--- GIVEN ENTRIES ---

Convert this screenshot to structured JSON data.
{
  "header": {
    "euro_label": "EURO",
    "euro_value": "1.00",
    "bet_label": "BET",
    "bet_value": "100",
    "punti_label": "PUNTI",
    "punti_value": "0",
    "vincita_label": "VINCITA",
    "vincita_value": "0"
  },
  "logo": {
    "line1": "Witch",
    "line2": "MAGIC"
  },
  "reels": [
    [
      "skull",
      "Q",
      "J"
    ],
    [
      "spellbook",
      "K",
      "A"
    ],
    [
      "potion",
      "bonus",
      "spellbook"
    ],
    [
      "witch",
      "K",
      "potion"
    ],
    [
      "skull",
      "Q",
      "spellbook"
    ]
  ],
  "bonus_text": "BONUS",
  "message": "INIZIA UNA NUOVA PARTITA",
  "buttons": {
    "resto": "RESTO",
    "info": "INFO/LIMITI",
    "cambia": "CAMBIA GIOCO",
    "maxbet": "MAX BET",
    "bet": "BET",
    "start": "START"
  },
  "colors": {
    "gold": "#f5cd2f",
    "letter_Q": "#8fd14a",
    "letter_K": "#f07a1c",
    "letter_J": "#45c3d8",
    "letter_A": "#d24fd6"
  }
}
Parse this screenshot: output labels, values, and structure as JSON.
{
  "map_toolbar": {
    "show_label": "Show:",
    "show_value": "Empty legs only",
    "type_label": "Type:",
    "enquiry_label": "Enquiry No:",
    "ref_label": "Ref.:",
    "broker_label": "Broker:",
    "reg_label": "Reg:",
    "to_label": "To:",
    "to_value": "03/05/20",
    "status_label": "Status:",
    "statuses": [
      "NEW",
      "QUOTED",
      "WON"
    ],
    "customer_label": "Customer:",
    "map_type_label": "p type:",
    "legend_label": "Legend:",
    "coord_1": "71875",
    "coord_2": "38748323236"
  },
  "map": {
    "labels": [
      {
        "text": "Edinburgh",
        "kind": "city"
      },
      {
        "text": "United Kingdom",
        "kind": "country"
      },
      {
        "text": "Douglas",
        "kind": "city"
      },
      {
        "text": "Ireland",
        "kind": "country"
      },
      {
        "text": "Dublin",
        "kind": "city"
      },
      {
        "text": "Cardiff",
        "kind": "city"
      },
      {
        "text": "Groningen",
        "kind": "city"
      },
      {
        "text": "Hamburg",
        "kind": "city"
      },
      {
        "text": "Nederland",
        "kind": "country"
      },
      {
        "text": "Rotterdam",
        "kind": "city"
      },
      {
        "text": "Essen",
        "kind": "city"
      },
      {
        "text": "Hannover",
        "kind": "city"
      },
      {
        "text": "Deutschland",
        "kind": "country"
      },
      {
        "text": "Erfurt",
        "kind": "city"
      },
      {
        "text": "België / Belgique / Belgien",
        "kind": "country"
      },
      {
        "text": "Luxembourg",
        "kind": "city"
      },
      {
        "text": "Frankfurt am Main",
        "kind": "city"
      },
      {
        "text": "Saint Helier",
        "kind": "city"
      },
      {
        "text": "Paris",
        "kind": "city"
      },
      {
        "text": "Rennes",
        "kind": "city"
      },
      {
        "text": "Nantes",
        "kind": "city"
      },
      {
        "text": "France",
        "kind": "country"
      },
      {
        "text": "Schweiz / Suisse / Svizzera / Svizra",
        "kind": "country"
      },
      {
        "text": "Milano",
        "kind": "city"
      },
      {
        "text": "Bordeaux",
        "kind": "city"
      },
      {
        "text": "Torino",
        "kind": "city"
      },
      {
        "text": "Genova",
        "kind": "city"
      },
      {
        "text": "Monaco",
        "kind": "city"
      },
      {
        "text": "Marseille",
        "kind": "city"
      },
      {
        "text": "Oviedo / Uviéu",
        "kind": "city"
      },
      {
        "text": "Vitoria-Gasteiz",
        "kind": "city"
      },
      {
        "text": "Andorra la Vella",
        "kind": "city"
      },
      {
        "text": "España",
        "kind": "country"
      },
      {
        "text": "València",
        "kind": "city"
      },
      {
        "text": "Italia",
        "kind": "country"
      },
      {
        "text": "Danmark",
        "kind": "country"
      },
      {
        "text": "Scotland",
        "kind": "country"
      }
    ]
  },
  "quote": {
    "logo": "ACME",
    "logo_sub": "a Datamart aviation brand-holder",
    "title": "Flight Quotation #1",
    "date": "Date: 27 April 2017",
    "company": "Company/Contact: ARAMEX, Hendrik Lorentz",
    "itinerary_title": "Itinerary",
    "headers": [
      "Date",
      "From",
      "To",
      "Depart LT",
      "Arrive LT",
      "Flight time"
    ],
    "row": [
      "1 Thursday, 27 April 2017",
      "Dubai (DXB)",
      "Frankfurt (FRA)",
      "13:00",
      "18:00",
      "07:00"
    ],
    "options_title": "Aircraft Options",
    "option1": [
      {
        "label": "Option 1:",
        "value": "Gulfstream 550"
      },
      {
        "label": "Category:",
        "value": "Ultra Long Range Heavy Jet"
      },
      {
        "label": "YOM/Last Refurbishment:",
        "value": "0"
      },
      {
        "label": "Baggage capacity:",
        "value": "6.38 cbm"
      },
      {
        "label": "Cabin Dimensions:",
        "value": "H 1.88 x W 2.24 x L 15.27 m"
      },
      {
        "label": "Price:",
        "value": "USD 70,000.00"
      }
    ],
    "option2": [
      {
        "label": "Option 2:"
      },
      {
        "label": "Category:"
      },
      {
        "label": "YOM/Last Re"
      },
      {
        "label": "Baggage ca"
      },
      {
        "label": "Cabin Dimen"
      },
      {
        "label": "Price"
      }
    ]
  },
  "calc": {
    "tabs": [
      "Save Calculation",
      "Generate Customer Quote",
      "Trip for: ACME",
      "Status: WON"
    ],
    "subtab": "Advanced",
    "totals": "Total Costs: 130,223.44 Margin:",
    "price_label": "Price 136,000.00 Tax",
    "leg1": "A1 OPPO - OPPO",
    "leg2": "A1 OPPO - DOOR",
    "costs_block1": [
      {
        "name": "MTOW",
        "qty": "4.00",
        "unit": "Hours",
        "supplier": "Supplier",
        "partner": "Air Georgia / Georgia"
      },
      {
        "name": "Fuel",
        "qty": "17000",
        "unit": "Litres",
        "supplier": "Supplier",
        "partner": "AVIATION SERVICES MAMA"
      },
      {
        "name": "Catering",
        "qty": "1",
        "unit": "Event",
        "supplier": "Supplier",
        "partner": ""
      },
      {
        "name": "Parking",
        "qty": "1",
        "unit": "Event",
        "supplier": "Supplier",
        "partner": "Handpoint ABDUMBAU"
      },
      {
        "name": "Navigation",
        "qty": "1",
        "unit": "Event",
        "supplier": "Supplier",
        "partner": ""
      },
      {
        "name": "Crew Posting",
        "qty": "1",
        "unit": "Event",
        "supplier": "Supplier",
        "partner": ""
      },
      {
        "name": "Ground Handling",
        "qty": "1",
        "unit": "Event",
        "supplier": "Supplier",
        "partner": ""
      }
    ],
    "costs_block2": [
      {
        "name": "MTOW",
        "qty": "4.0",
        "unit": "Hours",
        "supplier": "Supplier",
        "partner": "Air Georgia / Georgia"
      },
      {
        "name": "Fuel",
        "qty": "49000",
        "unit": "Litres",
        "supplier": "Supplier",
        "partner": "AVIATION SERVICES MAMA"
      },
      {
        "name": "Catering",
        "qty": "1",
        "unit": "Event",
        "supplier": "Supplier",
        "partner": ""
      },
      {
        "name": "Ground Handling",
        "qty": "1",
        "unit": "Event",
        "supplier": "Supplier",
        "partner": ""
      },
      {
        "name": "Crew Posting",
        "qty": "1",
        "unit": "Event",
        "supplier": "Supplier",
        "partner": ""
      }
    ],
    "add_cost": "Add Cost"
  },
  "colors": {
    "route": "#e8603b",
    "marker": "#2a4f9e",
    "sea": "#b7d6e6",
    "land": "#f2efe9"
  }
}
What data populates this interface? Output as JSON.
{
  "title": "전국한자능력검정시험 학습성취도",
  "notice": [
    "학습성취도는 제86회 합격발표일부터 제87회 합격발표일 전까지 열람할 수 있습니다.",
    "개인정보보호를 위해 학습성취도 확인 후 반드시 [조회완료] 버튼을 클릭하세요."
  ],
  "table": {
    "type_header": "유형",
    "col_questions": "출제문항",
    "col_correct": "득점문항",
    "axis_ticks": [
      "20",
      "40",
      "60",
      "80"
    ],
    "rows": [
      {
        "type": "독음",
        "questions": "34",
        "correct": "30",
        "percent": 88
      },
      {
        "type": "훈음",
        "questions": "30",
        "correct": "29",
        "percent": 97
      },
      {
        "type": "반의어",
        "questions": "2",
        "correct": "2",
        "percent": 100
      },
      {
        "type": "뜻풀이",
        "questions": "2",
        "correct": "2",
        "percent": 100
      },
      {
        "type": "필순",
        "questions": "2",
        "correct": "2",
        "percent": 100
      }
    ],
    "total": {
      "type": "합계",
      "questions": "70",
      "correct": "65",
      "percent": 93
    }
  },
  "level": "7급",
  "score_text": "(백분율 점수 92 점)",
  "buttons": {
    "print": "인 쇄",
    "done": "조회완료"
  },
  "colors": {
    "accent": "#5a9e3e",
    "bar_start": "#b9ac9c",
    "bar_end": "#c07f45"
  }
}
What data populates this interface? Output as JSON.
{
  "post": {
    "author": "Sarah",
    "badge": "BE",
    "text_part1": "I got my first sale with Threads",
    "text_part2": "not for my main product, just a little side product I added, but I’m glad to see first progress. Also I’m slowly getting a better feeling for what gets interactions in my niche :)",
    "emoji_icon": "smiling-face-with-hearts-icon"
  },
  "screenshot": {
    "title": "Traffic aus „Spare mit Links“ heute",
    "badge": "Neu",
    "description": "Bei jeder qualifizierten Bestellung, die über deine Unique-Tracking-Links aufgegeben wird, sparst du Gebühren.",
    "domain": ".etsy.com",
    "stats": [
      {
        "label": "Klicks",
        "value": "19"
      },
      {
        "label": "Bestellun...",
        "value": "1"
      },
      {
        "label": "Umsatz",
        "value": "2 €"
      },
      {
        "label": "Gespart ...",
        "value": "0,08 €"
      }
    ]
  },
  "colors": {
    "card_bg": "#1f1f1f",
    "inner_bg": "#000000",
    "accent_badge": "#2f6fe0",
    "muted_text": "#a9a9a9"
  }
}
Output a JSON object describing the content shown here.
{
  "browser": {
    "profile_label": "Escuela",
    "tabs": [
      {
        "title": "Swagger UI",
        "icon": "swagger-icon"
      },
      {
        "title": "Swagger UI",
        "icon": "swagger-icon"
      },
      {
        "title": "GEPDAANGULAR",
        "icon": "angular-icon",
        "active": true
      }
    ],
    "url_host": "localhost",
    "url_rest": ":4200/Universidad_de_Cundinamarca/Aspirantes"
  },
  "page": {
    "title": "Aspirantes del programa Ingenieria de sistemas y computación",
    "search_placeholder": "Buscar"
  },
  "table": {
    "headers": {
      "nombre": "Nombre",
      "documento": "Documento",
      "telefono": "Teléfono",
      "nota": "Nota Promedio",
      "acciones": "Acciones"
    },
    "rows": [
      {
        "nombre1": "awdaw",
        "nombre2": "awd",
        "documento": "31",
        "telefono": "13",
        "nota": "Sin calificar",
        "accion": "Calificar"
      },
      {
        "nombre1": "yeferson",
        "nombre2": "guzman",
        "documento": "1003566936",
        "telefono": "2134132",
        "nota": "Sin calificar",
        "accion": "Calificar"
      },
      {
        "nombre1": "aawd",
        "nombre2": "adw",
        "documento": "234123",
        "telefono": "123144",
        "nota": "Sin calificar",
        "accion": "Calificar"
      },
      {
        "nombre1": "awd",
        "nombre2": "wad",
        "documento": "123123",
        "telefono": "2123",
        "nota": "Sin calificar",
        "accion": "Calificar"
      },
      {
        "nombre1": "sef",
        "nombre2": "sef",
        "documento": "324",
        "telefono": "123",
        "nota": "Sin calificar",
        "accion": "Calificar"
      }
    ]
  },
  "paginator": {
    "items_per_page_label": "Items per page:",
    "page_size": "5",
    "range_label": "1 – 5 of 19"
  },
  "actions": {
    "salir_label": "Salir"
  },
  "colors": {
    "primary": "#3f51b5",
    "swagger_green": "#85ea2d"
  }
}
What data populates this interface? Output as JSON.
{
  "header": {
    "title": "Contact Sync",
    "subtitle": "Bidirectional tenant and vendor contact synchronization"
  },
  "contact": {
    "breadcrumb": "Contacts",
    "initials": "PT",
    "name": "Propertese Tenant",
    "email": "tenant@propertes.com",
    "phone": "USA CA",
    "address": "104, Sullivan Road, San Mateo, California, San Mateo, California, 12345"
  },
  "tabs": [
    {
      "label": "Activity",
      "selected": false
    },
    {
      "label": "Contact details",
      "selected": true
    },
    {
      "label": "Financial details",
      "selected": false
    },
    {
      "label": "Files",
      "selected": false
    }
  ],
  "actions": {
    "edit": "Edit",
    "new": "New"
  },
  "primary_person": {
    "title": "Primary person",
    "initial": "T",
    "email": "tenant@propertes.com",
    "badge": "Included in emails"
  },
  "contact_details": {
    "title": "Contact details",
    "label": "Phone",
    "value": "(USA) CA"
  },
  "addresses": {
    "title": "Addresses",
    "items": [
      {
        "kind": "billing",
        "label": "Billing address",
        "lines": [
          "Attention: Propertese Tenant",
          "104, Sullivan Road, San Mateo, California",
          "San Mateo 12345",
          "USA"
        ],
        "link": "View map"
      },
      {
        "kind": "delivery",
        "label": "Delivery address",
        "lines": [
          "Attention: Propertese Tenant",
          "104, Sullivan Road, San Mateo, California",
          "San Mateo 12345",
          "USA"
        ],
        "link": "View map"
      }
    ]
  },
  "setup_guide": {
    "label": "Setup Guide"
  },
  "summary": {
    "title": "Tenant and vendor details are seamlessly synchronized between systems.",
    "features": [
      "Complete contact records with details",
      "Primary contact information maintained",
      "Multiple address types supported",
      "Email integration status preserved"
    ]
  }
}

---

◆ WRITTEN REQUEST ◆
Which lines include the word "vendor"? Copy every one of them.

◆ IN RESPONSE ◆
    "subtitle": "Bidirectional tenant and vendor contact synchronization"
    "title": "Tenant and vendor details are seamlessly synchronized between systems.",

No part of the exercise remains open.